■ The exercise ■
Pictures stay out of the copy; set down each line of the listing below exactly.

Dataset rows:
—————

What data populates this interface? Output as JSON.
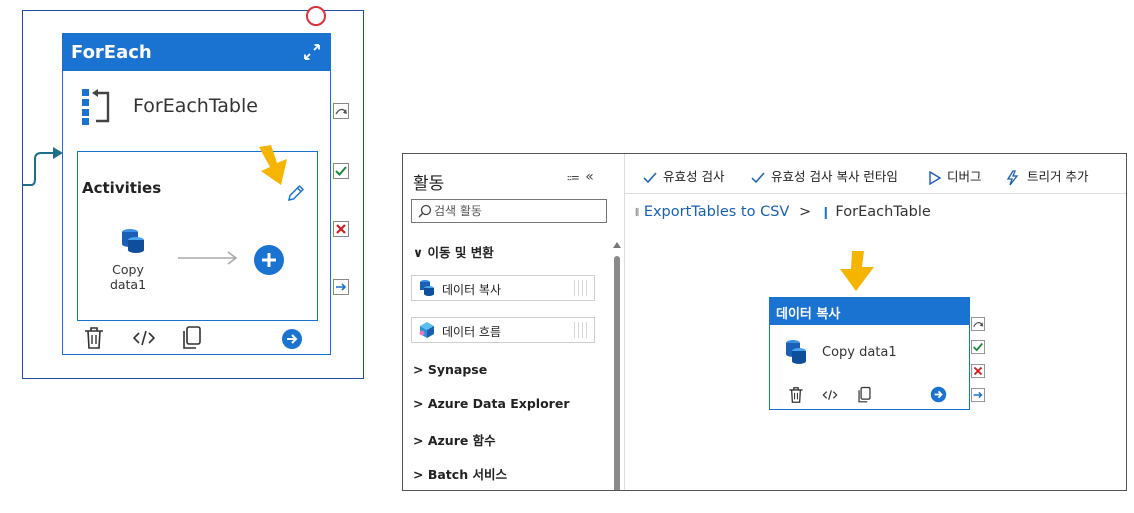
{
  "left_panel": {
    "foreach_header": "ForEach",
    "foreach_name": "ForEachTable",
    "activities_label": "Activities",
    "inner_activity": {
      "name_line1": "Copy",
      "name_line2": "data1"
    }
  },
  "right_panel": {
    "sidebar": {
      "title": "활동",
      "search_placeholder": "검색 활동",
      "categories": [
        {
          "label": "이동 및 변환",
          "expanded": true
        },
        {
          "label": "Synapse",
          "expanded": false
        },
        {
          "label": "Azure Data Explorer",
          "expanded": false
        },
        {
          "label": "Azure 함수",
          "expanded": false
        },
        {
          "label": "Batch 서비스",
          "expanded": false
        }
      ],
      "activities": [
        {
          "label": "데이터 복사",
          "icon": "copy-data-icon"
        },
        {
          "label": "데이터 흐름",
          "icon": "data-flow-icon"
        }
      ]
    },
    "toolbar": {
      "validate": "유효성 검사",
      "validate_copy_runtime": "유효성 검사 복사 런타임",
      "debug": "디버그",
      "add_trigger": "트리거 추가"
    },
    "breadcrumb": {
      "pipeline": "ExportTables to CSV",
      "separator": ">",
      "current": "ForEachTable"
    },
    "copy_activity": {
      "header": "데이터 복사",
      "name": "Copy data1"
    }
  },
  "colors": {
    "accent": "#1a73d0",
    "success": "#1a8a3a",
    "failure": "#d01c1c",
    "highlight_arrow": "#f5b400"
  }
}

—————

■ Complete answer ■
What data populates this interface? Output as JSON.
{
  "left_panel": {
    "foreach_header": "ForEach",
    "foreach_name": "ForEachTable",
    "activities_label": "Activities",
    "inner_activity": {
      "name_line1": "Copy",
      "name_line2": "data1"
    }
  },
  "right_panel": {
    "sidebar": {
      "title": "활동",
      "search_placeholder": "검색 활동",
      "categories": [
        {
          "label": "이동 및 변환",
          "expanded": true
        },
        {
          "label": "Synapse",
          "expanded": false
        },
        {
          "label": "Azure Data Explorer",
          "expanded": false
        },
        {
          "label": "Azure 함수",
          "expanded": false
        },
        {
          "label": "Batch 서비스",
          "expanded": false
        }
      ],
      "activities": [
        {
          "label": "데이터 복사",
          "icon": "copy-data-icon"
        },
        {
          "label": "데이터 흐름",
          "icon": "data-flow-icon"
        }
      ]
    },
    "toolbar": {
      "validate": "유효성 검사",
      "validate_copy_runtime": "유효성 검사 복사 런타임",
      "debug": "디버그",
      "add_trigger": "트리거 추가"
    },
    "breadcrumb": {
      "pipeline": "ExportTables to CSV",
      "separator": ">",
      "current": "ForEachTable"
    },
    "copy_activity": {
      "header": "데이터 복사",
      "name": "Copy data1"
    }
  },
  "colors": {
    "accent": "#1a73d0",
    "success": "#1a8a3a",
    "failure": "#d01c1c",
    "highlight_arrow": "#f5b400"
  }
}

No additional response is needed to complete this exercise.